-- Start Data listing --

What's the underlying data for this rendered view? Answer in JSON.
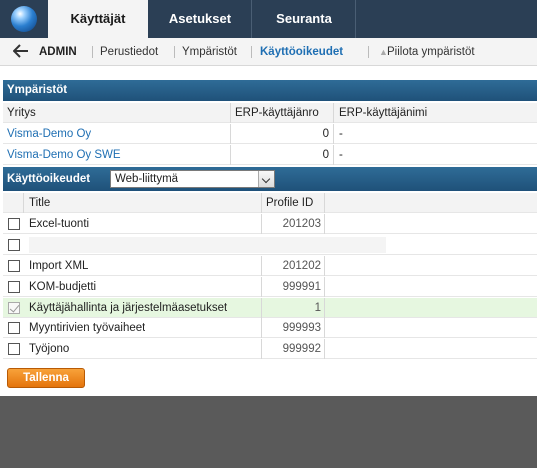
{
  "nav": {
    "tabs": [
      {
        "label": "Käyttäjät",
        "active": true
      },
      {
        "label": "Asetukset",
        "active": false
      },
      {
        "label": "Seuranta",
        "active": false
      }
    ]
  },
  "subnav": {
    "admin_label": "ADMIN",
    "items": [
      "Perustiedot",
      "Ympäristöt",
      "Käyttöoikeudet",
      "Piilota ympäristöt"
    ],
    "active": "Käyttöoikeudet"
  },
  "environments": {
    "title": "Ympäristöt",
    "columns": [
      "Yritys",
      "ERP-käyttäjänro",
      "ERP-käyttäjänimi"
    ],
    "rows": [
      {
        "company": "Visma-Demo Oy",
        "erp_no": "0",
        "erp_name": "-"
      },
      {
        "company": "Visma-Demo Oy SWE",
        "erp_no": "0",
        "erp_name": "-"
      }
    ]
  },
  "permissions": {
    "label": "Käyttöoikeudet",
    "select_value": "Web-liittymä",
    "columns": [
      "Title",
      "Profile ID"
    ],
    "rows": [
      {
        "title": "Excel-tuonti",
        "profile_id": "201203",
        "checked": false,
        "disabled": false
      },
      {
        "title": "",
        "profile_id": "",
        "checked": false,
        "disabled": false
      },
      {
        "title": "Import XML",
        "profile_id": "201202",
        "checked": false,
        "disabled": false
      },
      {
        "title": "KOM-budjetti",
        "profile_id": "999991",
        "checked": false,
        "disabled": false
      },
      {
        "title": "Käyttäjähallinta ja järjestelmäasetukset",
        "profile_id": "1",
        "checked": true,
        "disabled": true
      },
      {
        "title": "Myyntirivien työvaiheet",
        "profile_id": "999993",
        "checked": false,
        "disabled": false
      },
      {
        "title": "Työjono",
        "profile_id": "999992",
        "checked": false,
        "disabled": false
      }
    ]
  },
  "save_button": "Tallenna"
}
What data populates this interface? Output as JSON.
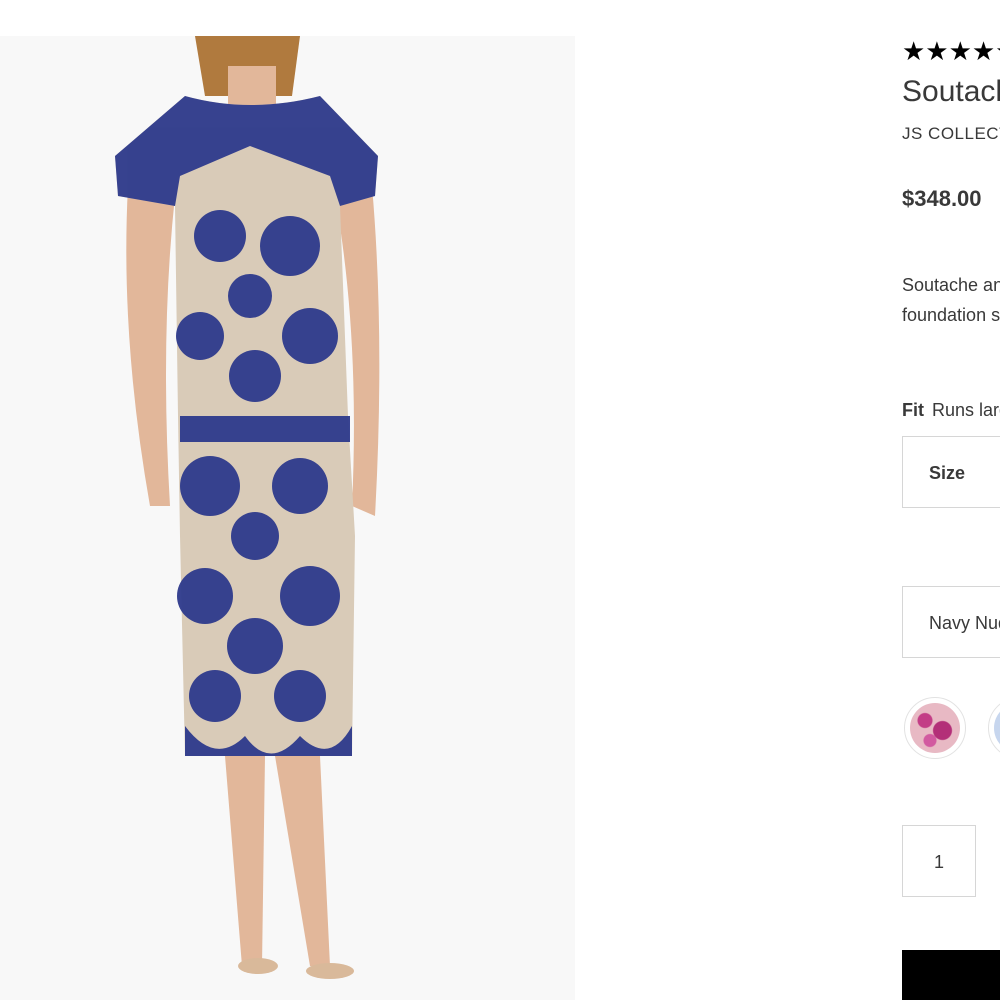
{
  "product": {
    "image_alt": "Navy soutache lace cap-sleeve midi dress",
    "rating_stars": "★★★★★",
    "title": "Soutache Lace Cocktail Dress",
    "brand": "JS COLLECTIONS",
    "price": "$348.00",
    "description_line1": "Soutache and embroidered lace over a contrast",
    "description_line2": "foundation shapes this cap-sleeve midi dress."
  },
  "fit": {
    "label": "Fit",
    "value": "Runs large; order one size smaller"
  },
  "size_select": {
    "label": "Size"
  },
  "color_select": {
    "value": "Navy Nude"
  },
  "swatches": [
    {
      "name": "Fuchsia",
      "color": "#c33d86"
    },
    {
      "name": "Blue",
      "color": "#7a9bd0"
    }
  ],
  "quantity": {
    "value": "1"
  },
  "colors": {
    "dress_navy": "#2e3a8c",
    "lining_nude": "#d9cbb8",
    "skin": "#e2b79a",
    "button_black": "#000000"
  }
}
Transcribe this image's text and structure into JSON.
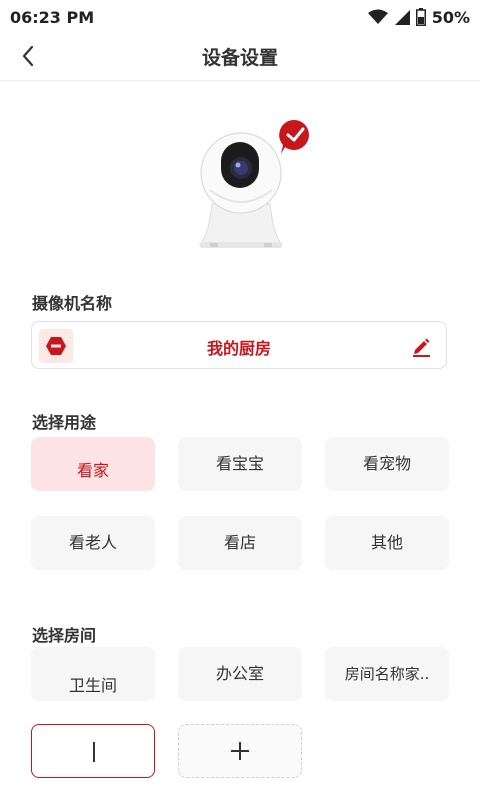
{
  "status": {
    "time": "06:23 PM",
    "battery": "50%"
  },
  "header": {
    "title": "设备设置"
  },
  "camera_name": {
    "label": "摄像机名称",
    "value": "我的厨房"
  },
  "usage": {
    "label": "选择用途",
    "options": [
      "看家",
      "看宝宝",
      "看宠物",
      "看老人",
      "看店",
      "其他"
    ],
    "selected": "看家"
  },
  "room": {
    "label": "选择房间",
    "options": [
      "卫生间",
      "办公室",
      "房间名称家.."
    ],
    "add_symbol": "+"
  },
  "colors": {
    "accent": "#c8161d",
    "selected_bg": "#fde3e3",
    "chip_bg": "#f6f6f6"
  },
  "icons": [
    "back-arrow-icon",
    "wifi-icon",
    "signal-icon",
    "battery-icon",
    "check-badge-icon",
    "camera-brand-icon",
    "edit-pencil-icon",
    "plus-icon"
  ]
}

-- End Data listing --
-- Start Data listing --

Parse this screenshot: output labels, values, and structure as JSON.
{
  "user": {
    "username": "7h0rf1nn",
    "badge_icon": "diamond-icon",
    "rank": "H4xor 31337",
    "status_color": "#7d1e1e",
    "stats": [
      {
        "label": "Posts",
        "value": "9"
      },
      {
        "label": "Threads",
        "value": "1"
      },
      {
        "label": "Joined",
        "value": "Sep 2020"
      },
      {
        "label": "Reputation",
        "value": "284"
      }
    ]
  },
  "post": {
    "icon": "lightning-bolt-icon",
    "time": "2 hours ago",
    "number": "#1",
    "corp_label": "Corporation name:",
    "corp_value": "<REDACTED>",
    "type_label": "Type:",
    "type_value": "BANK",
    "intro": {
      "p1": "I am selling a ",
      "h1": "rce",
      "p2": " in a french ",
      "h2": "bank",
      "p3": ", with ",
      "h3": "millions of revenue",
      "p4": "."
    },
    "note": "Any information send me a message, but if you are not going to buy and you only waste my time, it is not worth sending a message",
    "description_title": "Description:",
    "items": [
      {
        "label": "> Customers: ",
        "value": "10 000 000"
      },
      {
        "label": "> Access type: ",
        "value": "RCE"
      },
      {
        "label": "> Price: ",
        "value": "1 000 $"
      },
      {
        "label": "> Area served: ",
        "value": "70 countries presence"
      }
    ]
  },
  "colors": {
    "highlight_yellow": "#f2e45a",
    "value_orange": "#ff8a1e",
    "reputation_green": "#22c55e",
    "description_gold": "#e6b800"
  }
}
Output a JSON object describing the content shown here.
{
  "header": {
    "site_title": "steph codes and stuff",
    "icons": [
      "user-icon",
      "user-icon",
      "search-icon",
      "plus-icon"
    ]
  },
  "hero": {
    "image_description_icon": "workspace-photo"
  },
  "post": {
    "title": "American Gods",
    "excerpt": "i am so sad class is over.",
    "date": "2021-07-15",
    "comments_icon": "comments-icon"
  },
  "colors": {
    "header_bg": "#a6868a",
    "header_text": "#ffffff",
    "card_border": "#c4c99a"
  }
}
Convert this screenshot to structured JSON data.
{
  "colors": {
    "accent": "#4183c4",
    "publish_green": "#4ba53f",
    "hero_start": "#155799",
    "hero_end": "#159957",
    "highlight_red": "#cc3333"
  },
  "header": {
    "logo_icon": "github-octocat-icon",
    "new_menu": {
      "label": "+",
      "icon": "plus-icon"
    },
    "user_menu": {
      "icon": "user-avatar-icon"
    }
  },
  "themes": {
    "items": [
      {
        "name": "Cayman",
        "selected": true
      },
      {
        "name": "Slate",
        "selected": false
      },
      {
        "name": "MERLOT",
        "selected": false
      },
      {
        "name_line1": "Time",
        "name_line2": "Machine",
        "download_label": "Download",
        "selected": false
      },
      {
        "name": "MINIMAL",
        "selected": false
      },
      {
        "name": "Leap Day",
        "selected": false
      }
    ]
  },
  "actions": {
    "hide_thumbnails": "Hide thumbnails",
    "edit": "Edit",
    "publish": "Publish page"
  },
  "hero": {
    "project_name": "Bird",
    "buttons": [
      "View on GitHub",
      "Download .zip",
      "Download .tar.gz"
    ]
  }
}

-- End Data listing --

### To do
Check every line of the records above for the string "Visma" and say how many contain it, giving the number alone.

### Response to this task
2